#### [Given problem]
Tally the lines holding the word "true" and state the count by itself.

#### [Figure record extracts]
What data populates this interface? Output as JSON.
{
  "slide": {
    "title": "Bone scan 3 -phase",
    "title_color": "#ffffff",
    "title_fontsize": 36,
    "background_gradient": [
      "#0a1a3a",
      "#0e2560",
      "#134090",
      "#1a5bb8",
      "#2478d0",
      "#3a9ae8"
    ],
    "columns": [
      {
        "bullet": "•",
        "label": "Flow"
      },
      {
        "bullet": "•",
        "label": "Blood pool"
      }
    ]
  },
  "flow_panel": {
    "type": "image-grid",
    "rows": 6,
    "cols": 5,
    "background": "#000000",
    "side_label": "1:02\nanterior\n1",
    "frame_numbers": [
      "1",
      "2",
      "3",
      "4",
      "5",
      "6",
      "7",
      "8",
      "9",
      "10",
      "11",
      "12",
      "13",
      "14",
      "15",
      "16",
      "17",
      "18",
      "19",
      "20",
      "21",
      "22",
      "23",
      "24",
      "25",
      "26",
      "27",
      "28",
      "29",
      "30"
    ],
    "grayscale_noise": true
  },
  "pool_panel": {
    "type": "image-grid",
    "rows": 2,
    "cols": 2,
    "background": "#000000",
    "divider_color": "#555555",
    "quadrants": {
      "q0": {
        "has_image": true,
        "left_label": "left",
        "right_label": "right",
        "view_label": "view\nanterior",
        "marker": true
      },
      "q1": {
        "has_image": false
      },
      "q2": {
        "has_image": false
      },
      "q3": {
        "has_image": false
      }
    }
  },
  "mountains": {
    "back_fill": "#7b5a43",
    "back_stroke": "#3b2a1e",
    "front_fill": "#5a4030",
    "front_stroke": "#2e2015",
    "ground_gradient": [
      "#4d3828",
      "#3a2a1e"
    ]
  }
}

#### [The reply]
3